• **Provided information**
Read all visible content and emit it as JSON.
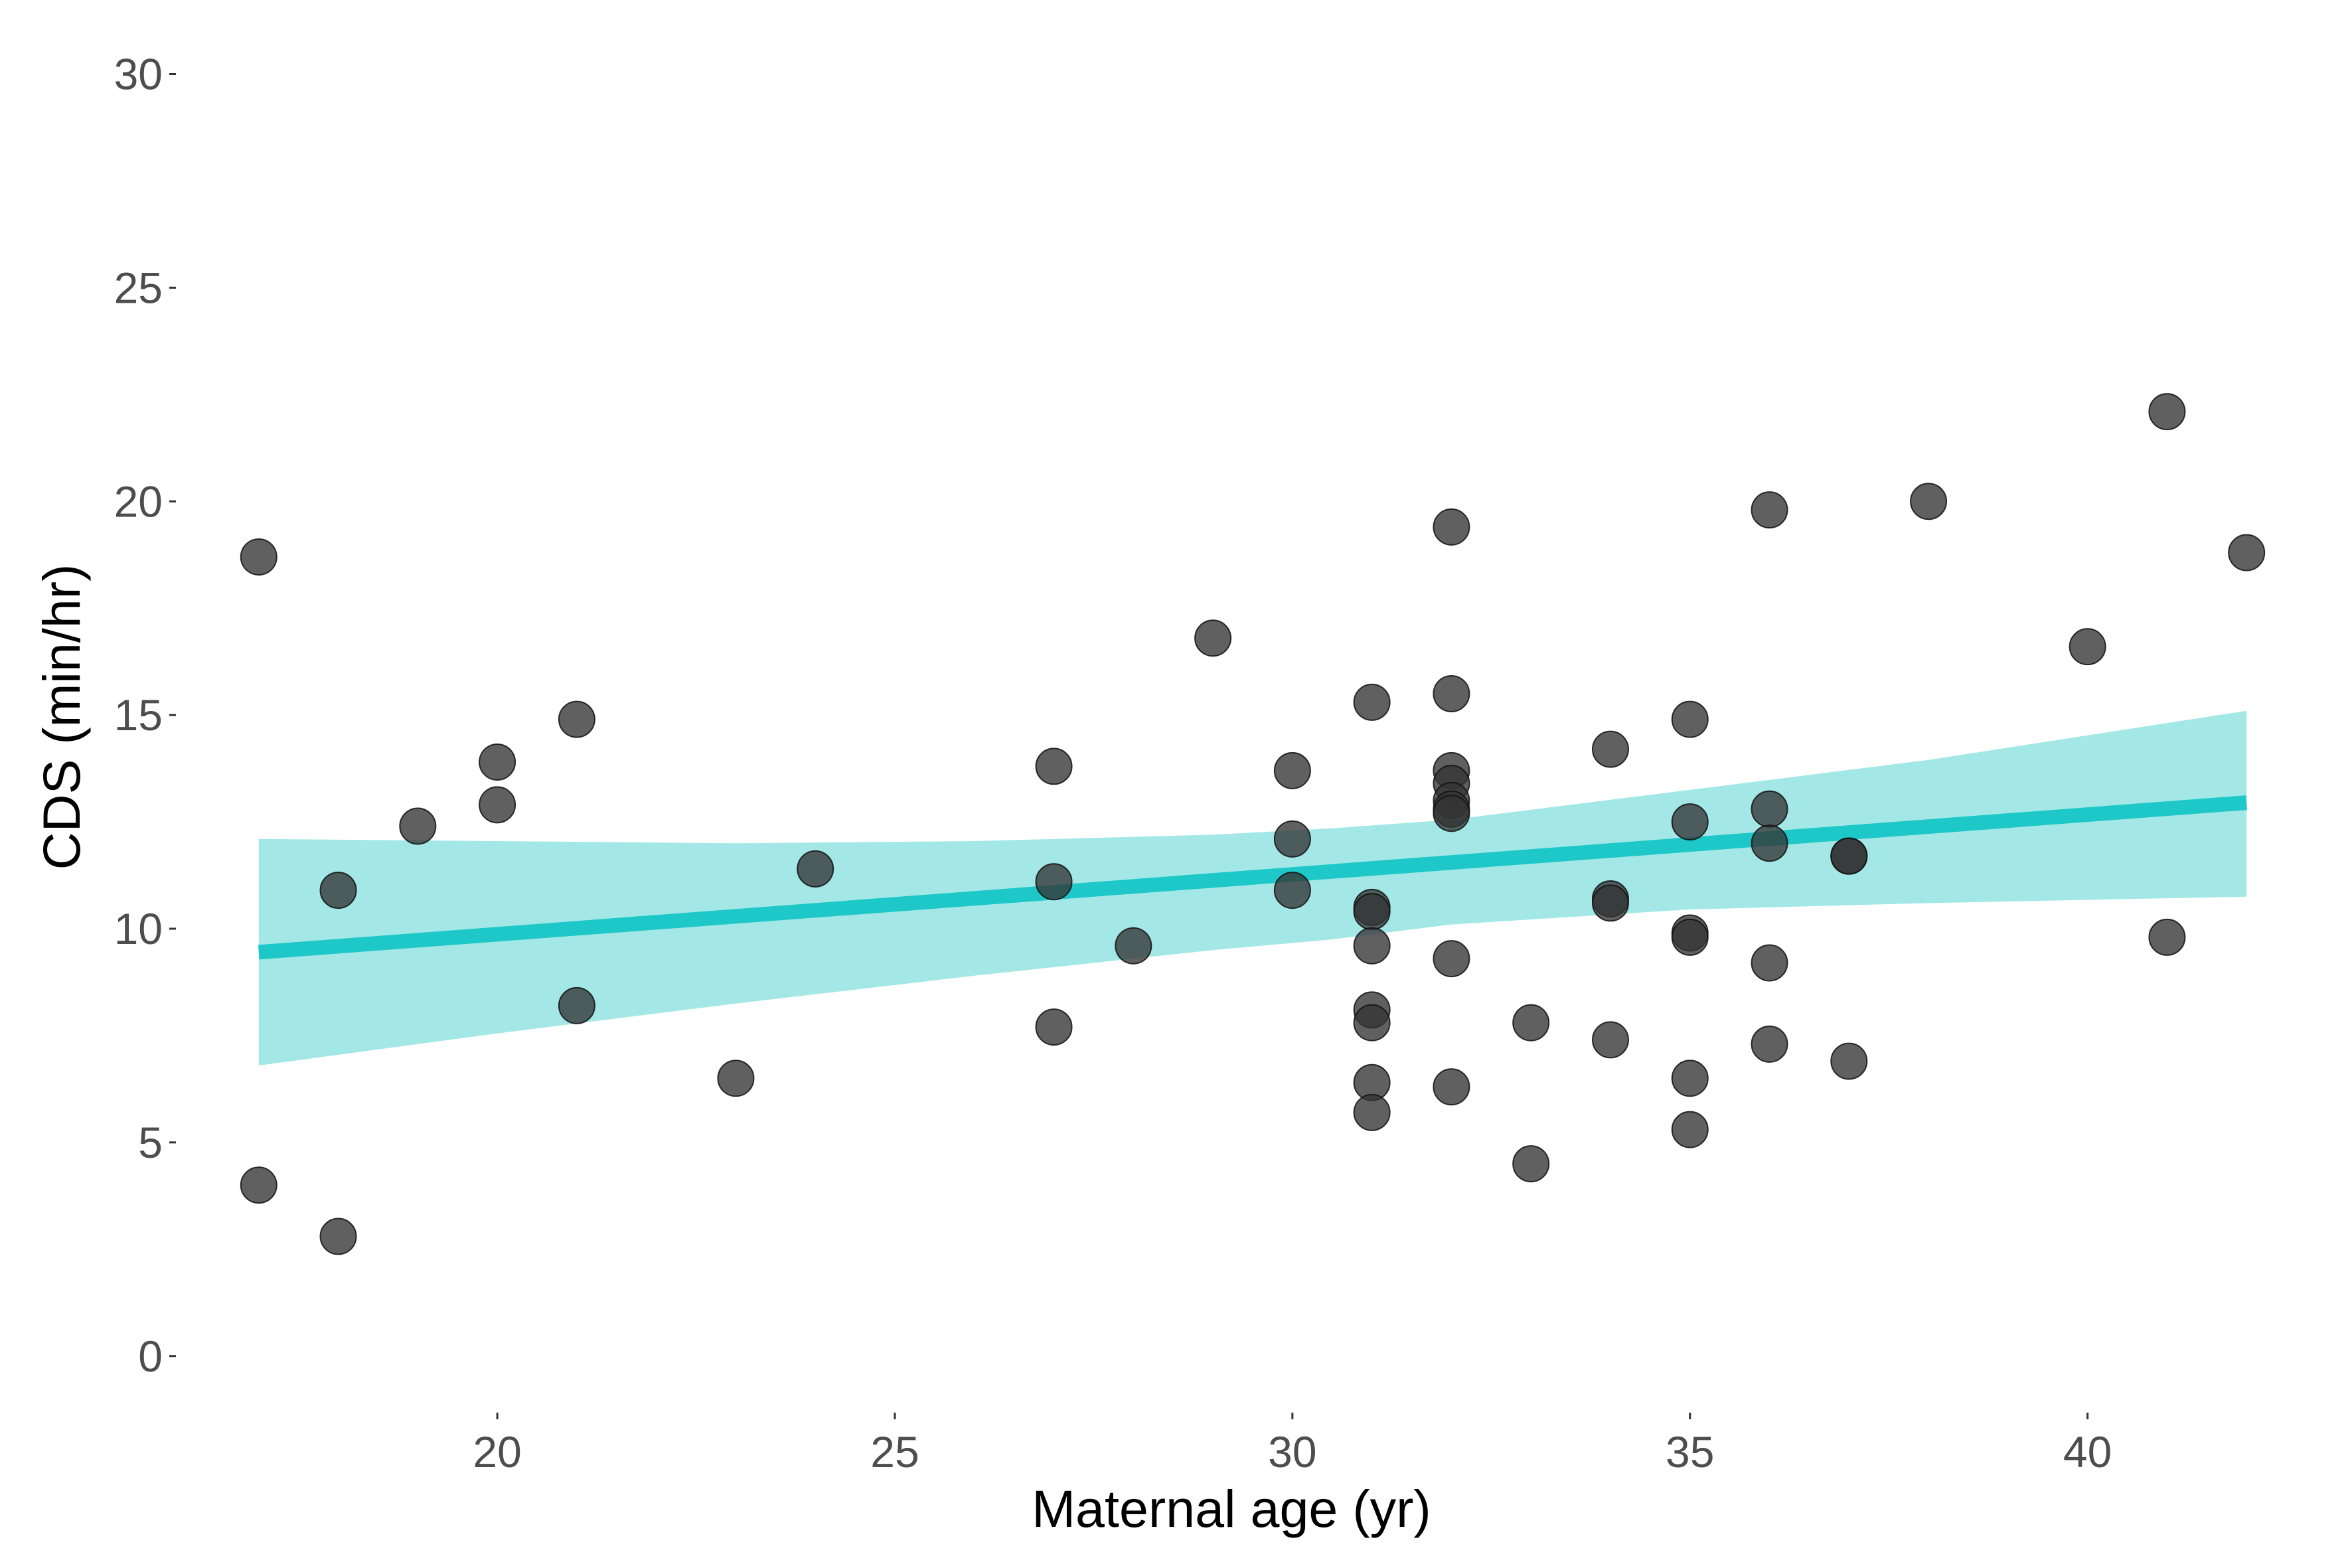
{
  "chart_data": {
    "type": "scatter",
    "title": "",
    "xlabel": "Maternal age (yr)",
    "ylabel": "CDS (min/hr)",
    "xlim": [
      16.0,
      42.8
    ],
    "ylim": [
      -1.2,
      30.8
    ],
    "x_ticks": [
      20,
      25,
      30,
      35,
      40
    ],
    "y_ticks": [
      0,
      5,
      10,
      15,
      20,
      25,
      30
    ],
    "grid": false,
    "legend": "none",
    "colors": {
      "points": "#333333",
      "fit_line": "#1EC8C8",
      "ribbon": "#A3E8E6"
    },
    "points": [
      {
        "x": 17,
        "y": 18.7
      },
      {
        "x": 17,
        "y": 4.0
      },
      {
        "x": 18,
        "y": 10.9
      },
      {
        "x": 18,
        "y": 2.8
      },
      {
        "x": 19,
        "y": 12.4
      },
      {
        "x": 20,
        "y": 13.9
      },
      {
        "x": 20,
        "y": 12.9
      },
      {
        "x": 21,
        "y": 14.9
      },
      {
        "x": 21,
        "y": 8.2
      },
      {
        "x": 23,
        "y": 6.5
      },
      {
        "x": 24,
        "y": 11.4
      },
      {
        "x": 27,
        "y": 13.8
      },
      {
        "x": 27,
        "y": 11.1
      },
      {
        "x": 27,
        "y": 7.7
      },
      {
        "x": 28,
        "y": 9.6
      },
      {
        "x": 29,
        "y": 16.8
      },
      {
        "x": 30,
        "y": 13.7
      },
      {
        "x": 30,
        "y": 12.1
      },
      {
        "x": 30,
        "y": 10.9
      },
      {
        "x": 31,
        "y": 15.3
      },
      {
        "x": 31,
        "y": 10.5
      },
      {
        "x": 31,
        "y": 10.4
      },
      {
        "x": 31,
        "y": 9.6
      },
      {
        "x": 31,
        "y": 8.1
      },
      {
        "x": 31,
        "y": 7.8
      },
      {
        "x": 31,
        "y": 6.4
      },
      {
        "x": 31,
        "y": 5.7
      },
      {
        "x": 32,
        "y": 19.4
      },
      {
        "x": 32,
        "y": 15.5
      },
      {
        "x": 32,
        "y": 13.7
      },
      {
        "x": 32,
        "y": 13.4
      },
      {
        "x": 32,
        "y": 13.0
      },
      {
        "x": 32,
        "y": 12.8
      },
      {
        "x": 32,
        "y": 12.7
      },
      {
        "x": 32,
        "y": 9.3
      },
      {
        "x": 32,
        "y": 6.3
      },
      {
        "x": 33,
        "y": 7.8
      },
      {
        "x": 33,
        "y": 4.5
      },
      {
        "x": 34,
        "y": 14.2
      },
      {
        "x": 34,
        "y": 10.7
      },
      {
        "x": 34,
        "y": 10.6
      },
      {
        "x": 34,
        "y": 7.4
      },
      {
        "x": 35,
        "y": 14.9
      },
      {
        "x": 35,
        "y": 12.5
      },
      {
        "x": 35,
        "y": 9.9
      },
      {
        "x": 35,
        "y": 9.8
      },
      {
        "x": 35,
        "y": 6.5
      },
      {
        "x": 35,
        "y": 5.3
      },
      {
        "x": 36,
        "y": 19.8
      },
      {
        "x": 36,
        "y": 12.8
      },
      {
        "x": 36,
        "y": 12.0
      },
      {
        "x": 36,
        "y": 9.2
      },
      {
        "x": 36,
        "y": 7.3
      },
      {
        "x": 37,
        "y": 11.7
      },
      {
        "x": 37,
        "y": 11.7
      },
      {
        "x": 37,
        "y": 6.9
      },
      {
        "x": 38,
        "y": 20.0
      },
      {
        "x": 40,
        "y": 16.6
      },
      {
        "x": 41,
        "y": 22.1
      },
      {
        "x": 41,
        "y": 9.8
      },
      {
        "x": 42,
        "y": 18.8
      }
    ],
    "fit": {
      "x": [
        17,
        42
      ],
      "y": [
        9.45,
        12.95
      ]
    },
    "ribbon": {
      "x": [
        17,
        20,
        23,
        26,
        29,
        30.5,
        32,
        35,
        38,
        42
      ],
      "lower": [
        6.8,
        7.55,
        8.25,
        8.9,
        9.5,
        9.75,
        10.1,
        10.45,
        10.6,
        10.75
      ],
      "upper": [
        12.1,
        12.05,
        12.0,
        12.05,
        12.2,
        12.35,
        12.55,
        13.25,
        13.95,
        15.1
      ]
    }
  }
}
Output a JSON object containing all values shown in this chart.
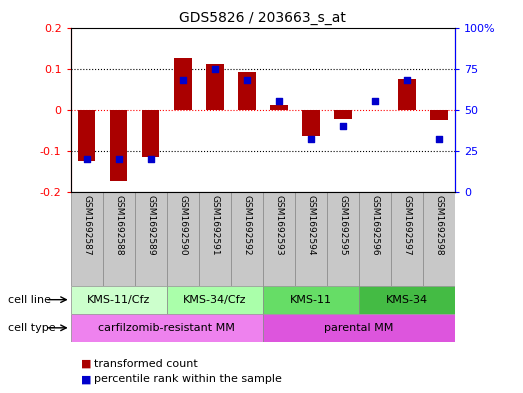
{
  "title": "GDS5826 / 203663_s_at",
  "samples": [
    "GSM1692587",
    "GSM1692588",
    "GSM1692589",
    "GSM1692590",
    "GSM1692591",
    "GSM1692592",
    "GSM1692593",
    "GSM1692594",
    "GSM1692595",
    "GSM1692596",
    "GSM1692597",
    "GSM1692598"
  ],
  "transformed_count": [
    -0.125,
    -0.175,
    -0.115,
    0.125,
    0.11,
    0.092,
    0.012,
    -0.065,
    -0.022,
    0.0,
    0.075,
    -0.025
  ],
  "percentile_rank": [
    20,
    20,
    20,
    68,
    75,
    68,
    55,
    32,
    40,
    55,
    68,
    32
  ],
  "cell_line_groups": [
    {
      "label": "KMS-11/Cfz",
      "start": 0,
      "end": 3,
      "facecolor": "#CCFFCC"
    },
    {
      "label": "KMS-34/Cfz",
      "start": 3,
      "end": 6,
      "facecolor": "#99EE99"
    },
    {
      "label": "KMS-11",
      "start": 6,
      "end": 9,
      "facecolor": "#66DD66"
    },
    {
      "label": "KMS-34",
      "start": 9,
      "end": 12,
      "facecolor": "#44CC44"
    }
  ],
  "cell_type_groups": [
    {
      "label": "carfilzomib-resistant MM",
      "start": 0,
      "end": 6,
      "facecolor": "#EE82EE"
    },
    {
      "label": "parental MM",
      "start": 6,
      "end": 12,
      "facecolor": "#DD66DD"
    }
  ],
  "ylim_left": [
    -0.2,
    0.2
  ],
  "ylim_right": [
    0,
    100
  ],
  "yticks_left": [
    -0.2,
    -0.1,
    0.0,
    0.1,
    0.2
  ],
  "yticks_right": [
    0,
    25,
    50,
    75,
    100
  ],
  "bar_color": "#AA0000",
  "dot_color": "#0000CC",
  "sample_bg": "#C8C8C8",
  "legend_items": [
    "transformed count",
    "percentile rank within the sample"
  ]
}
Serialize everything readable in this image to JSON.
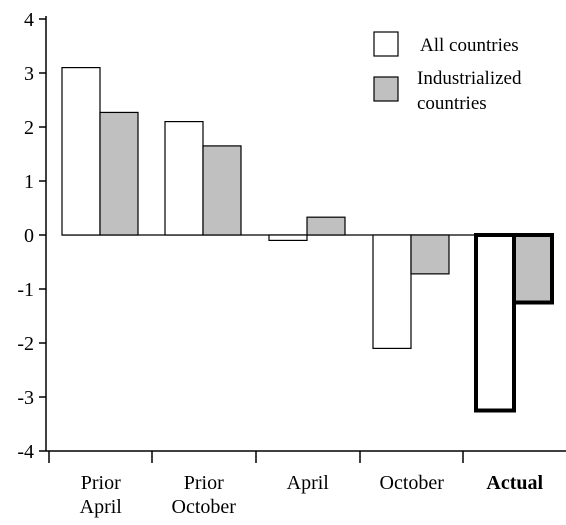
{
  "chart_data": {
    "type": "bar",
    "title": "",
    "xlabel": "",
    "ylabel": "",
    "ylim": [
      -4,
      4
    ],
    "yticks": [
      4,
      3,
      2,
      1,
      0,
      -1,
      -2,
      -3,
      -4
    ],
    "ytick_labels": [
      "4",
      "3",
      "2",
      "1",
      "0",
      "-1",
      "-2",
      "-3",
      "-4"
    ],
    "categories": [
      [
        "Prior",
        "April"
      ],
      [
        "Prior",
        "October"
      ],
      [
        "April"
      ],
      [
        "October"
      ],
      [
        "Actual"
      ]
    ],
    "emphasized_category": "Actual",
    "series": [
      {
        "name": "All countries",
        "values": [
          3.1,
          2.1,
          -0.1,
          -2.1,
          -3.25
        ],
        "color": "#ffffff"
      },
      {
        "name": "Industrialized countries",
        "legend_lines": [
          "Industrialized",
          "countries"
        ],
        "values": [
          2.27,
          1.65,
          0.33,
          -0.72,
          -1.25
        ],
        "color": "#c0c0c0"
      }
    ],
    "legend_position": "top-right",
    "grid": false
  }
}
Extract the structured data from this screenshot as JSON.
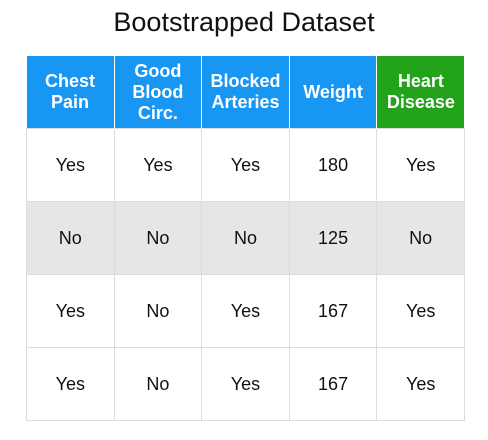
{
  "title": "Bootstrapped Dataset",
  "colors": {
    "feature_header": "#1896f4",
    "target_header": "#22a31a",
    "shaded_row": "#e6e6e6"
  },
  "table": {
    "headers": [
      "Chest\nPain",
      "Good\nBlood\nCirc.",
      "Blocked\nArteries",
      "Weight",
      "Heart\nDisease"
    ],
    "rows": [
      [
        "Yes",
        "Yes",
        "Yes",
        "180",
        "Yes"
      ],
      [
        "No",
        "No",
        "No",
        "125",
        "No"
      ],
      [
        "Yes",
        "No",
        "Yes",
        "167",
        "Yes"
      ],
      [
        "Yes",
        "No",
        "Yes",
        "167",
        "Yes"
      ]
    ]
  }
}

• **Objective**
Show all lines from the listing above in which "Actual" appears.

• **Output of the exercise**
        "Actual"
    "emphasized_category": "Actual",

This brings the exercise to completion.